_WORK TO BE COMPLETED_. Print the entire listing. Each line must match the original exactly.

_INPUT DATA_.

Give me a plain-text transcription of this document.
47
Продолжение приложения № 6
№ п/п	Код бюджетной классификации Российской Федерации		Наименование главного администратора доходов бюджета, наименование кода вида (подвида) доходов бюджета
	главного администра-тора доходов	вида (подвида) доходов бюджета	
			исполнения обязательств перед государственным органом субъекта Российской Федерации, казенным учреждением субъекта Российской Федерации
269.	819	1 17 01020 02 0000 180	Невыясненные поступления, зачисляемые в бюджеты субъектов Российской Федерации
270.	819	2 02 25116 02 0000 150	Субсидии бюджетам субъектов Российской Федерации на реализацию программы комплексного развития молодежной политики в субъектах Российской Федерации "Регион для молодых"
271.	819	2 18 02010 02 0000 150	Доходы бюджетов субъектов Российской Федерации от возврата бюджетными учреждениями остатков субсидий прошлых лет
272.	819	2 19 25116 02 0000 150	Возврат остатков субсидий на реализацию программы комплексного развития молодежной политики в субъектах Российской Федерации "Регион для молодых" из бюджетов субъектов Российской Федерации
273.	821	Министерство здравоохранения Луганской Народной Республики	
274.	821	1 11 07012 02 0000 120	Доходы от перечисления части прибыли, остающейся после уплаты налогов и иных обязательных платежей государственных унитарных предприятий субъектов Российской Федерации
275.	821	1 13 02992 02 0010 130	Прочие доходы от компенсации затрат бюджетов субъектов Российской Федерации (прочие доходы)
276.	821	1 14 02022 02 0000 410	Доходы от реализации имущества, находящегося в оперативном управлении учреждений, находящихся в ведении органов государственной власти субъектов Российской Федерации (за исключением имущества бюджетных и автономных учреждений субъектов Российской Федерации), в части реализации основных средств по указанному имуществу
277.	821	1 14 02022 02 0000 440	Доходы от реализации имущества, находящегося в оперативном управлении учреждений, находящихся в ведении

_ANSWER TO THE EXERCISE_.
Give me a plain-text transcription of this document.
47
Продолжение приложения № 6
№ п/п	Код бюджетной классификации Российской Федерации		Наименование главного администратора доходов бюджета, наименование кода вида (подвида) доходов бюджета
	главного администра-тора доходов	вида (подвида) доходов бюджета	
			исполнения обязательств перед государственным органом субъекта Российской Федерации, казенным учреждением субъекта Российской Федерации
269.	819	1 17 01020 02 0000 180	Невыясненные поступления, зачисляемые в бюджеты субъектов Российской Федерации
270.	819	2 02 25116 02 0000 150	Субсидии бюджетам субъектов Российской Федерации на реализацию программы комплексного развития молодежной политики в субъектах Российской Федерации "Регион для молодых"
271.	819	2 18 02010 02 0000 150	Доходы бюджетов субъектов Российской Федерации от возврата бюджетными учреждениями остатков субсидий прошлых лет
272.	819	2 19 25116 02 0000 150	Возврат остатков субсидий на реализацию программы комплексного развития молодежной политики в субъектах Российской Федерации "Регион для молодых" из бюджетов субъектов Российской Федерации
273.	821	Министерство здравоохранения Луганской Народной Республики	
274.	821	1 11 07012 02 0000 120	Доходы от перечисления части прибыли, остающейся после уплаты налогов и иных обязательных платежей государственных унитарных предприятий субъектов Российской Федерации
275.	821	1 13 02992 02 0010 130	Прочие доходы от компенсации затрат бюджетов субъектов Российской Федерации (прочие доходы)
276.	821	1 14 02022 02 0000 410	Доходы от реализации имущества, находящегося в оперативном управлении учреждений, находящихся в ведении органов государственной власти субъектов Российской Федерации (за исключением имущества бюджетных и автономных учреждений субъектов Российской Федерации), в части реализации основных средств по указанному имуществу
277.	821	1 14 02022 02 0000 440	Доходы от реализации имущества, находящегося в оперативном управлении учреждений, находящихся в ведении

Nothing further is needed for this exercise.